(Data records)
## begin

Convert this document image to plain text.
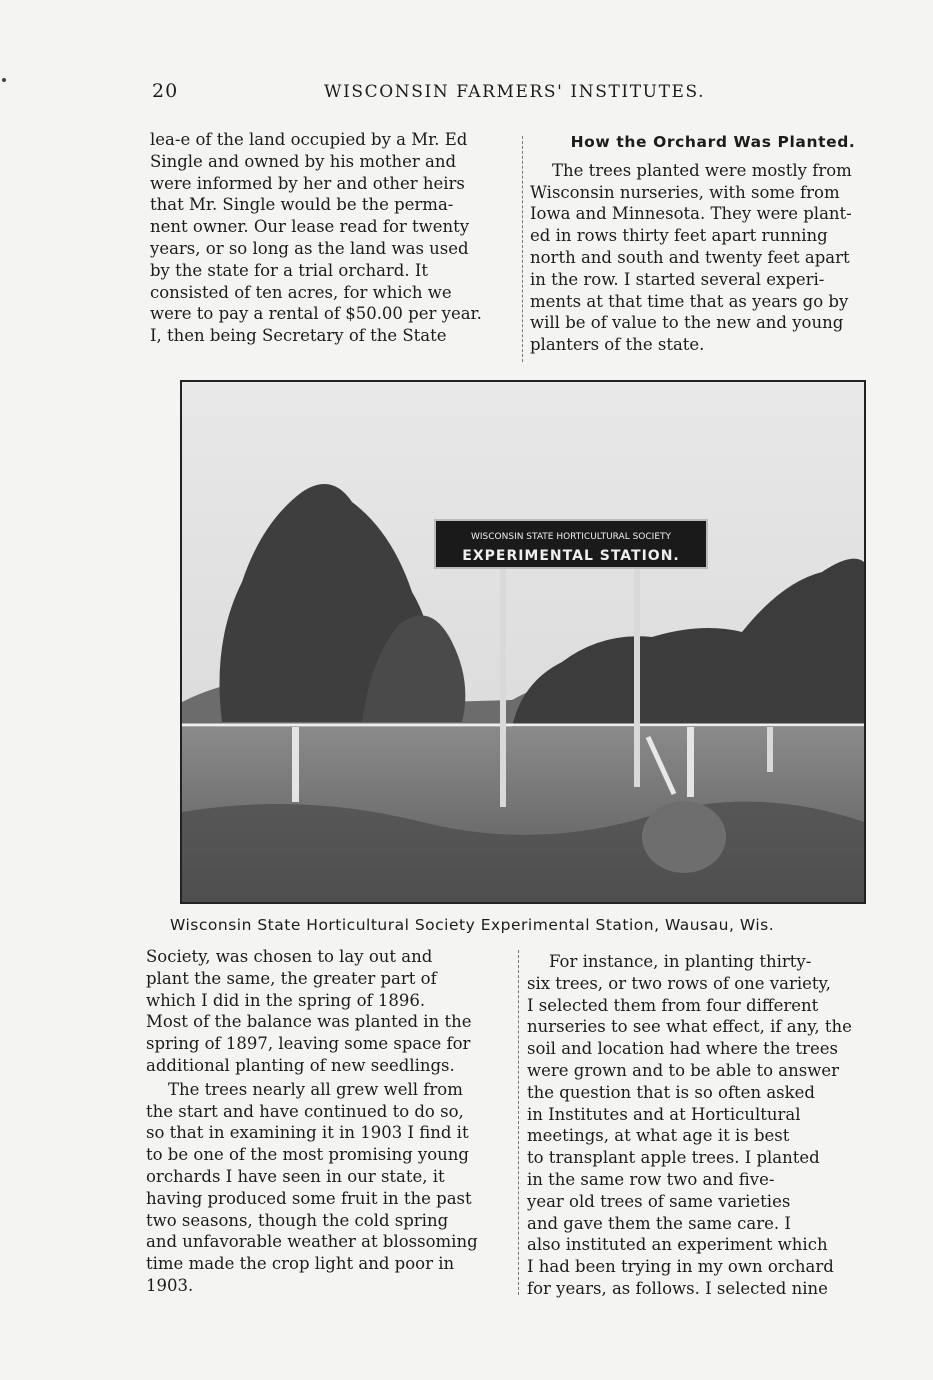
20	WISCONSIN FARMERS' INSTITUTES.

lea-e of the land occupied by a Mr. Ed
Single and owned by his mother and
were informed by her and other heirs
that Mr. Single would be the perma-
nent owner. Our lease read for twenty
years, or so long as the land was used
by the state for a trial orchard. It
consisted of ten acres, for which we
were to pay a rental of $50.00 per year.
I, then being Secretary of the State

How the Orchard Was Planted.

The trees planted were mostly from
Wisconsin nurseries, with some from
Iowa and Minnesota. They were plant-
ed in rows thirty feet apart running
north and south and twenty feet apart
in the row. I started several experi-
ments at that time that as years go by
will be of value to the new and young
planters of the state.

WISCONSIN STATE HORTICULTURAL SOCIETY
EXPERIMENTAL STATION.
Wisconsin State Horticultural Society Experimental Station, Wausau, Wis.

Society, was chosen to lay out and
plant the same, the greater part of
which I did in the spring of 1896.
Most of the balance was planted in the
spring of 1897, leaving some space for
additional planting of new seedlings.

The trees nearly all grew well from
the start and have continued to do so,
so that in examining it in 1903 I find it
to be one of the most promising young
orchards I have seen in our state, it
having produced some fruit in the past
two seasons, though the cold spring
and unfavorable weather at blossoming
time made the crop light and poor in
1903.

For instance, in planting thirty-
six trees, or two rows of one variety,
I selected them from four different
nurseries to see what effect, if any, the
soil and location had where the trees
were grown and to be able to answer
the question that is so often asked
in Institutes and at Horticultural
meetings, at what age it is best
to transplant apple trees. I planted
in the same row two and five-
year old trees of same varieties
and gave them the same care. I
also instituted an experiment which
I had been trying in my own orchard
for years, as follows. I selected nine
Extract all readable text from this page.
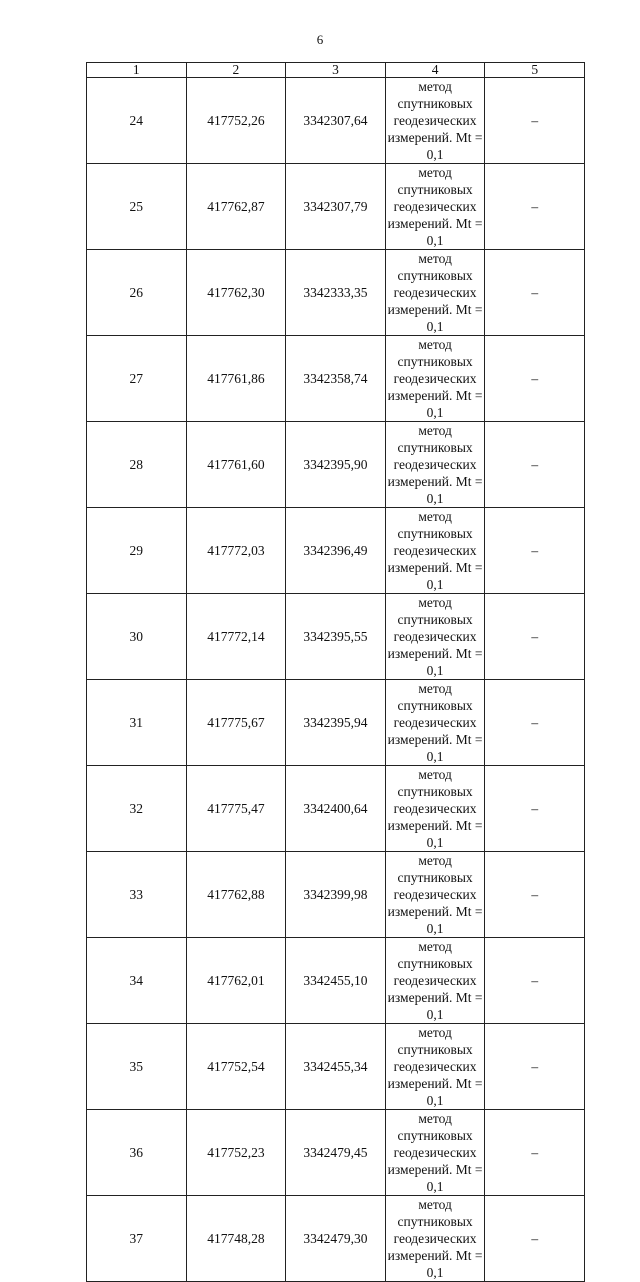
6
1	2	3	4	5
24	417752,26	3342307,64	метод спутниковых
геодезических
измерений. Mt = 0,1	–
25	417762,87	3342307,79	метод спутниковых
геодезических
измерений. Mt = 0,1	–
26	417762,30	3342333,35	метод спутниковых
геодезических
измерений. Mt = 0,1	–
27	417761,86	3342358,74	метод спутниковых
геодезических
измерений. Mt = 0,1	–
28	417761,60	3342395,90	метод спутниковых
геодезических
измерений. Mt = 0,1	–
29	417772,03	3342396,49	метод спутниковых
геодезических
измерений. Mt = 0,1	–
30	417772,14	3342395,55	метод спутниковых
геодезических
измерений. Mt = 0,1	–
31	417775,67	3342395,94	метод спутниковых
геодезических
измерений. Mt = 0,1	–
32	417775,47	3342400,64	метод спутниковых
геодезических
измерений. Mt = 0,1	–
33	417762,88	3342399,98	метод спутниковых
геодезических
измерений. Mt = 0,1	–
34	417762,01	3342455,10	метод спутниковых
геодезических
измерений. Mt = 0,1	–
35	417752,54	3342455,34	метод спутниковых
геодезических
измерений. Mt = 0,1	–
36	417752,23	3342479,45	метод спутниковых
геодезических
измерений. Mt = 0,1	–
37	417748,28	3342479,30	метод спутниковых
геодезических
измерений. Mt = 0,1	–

## end

**WHAT THE TASK ASKS**.
Using the data above, print every line exactly, omitting pictures.

**FINISHED TASK**.
Convert this document image to plain text.
20	WISCONSIN FARMERS' INSTITUTES.

lea-e of the land occupied by a Mr. Ed
Single and owned by his mother and
were informed by her and other heirs
that Mr. Single would be the perma-
nent owner. Our lease read for twenty
years, or so long as the land was used
by the state for a trial orchard. It
consisted of ten acres, for which we
were to pay a rental of $50.00 per year.
I, then being Secretary of the State

How the Orchard Was Planted.

The trees planted were mostly from
Wisconsin nurseries, with some from
Iowa and Minnesota. They were plant-
ed in rows thirty feet apart running
north and south and twenty feet apart
in the row. I started several experi-
ments at that time that as years go by
will be of value to the new and young
planters of the state.

WISCONSIN STATE HORTICULTURAL SOCIETY
EXPERIMENTAL STATION.
Wisconsin State Horticultural Society Experimental Station, Wausau, Wis.

Society, was chosen to lay out and
plant the same, the greater part of
which I did in the spring of 1896.
Most of the balance was planted in the
spring of 1897, leaving some space for
additional planting of new seedlings.

The trees nearly all grew well from
the start and have continued to do so,
so that in examining it in 1903 I find it
to be one of the most promising young
orchards I have seen in our state, it
having produced some fruit in the past
two seasons, though the cold spring
and unfavorable weather at blossoming
time made the crop light and poor in
1903.

For instance, in planting thirty-
six trees, or two rows of one variety,
I selected them from four different
nurseries to see what effect, if any, the
soil and location had where the trees
were grown and to be able to answer
the question that is so often asked
in Institutes and at Horticultural
meetings, at what age it is best
to transplant apple trees. I planted
in the same row two and five-
year old trees of same varieties
and gave them the same care. I
also instituted an experiment which
I had been trying in my own orchard
for years, as follows. I selected nine
Extract all readable text from this page.
6
1	2	3	4	5
24	417752,26	3342307,64	метод спутниковых
геодезических
измерений. Mt = 0,1	–
25	417762,87	3342307,79	метод спутниковых
геодезических
измерений. Mt = 0,1	–
26	417762,30	3342333,35	метод спутниковых
геодезических
измерений. Mt = 0,1	–
27	417761,86	3342358,74	метод спутниковых
геодезических
измерений. Mt = 0,1	–
28	417761,60	3342395,90	метод спутниковых
геодезических
измерений. Mt = 0,1	–
29	417772,03	3342396,49	метод спутниковых
геодезических
измерений. Mt = 0,1	–
30	417772,14	3342395,55	метод спутниковых
геодезических
измерений. Mt = 0,1	–
31	417775,67	3342395,94	метод спутниковых
геодезических
измерений. Mt = 0,1	–
32	417775,47	3342400,64	метод спутниковых
геодезических
измерений. Mt = 0,1	–
33	417762,88	3342399,98	метод спутниковых
геодезических
измерений. Mt = 0,1	–
34	417762,01	3342455,10	метод спутниковых
геодезических
измерений. Mt = 0,1	–
35	417752,54	3342455,34	метод спутниковых
геодезических
измерений. Mt = 0,1	–
36	417752,23	3342479,45	метод спутниковых
геодезических
измерений. Mt = 0,1	–
37	417748,28	3342479,30	метод спутниковых
геодезических
измерений. Mt = 0,1	–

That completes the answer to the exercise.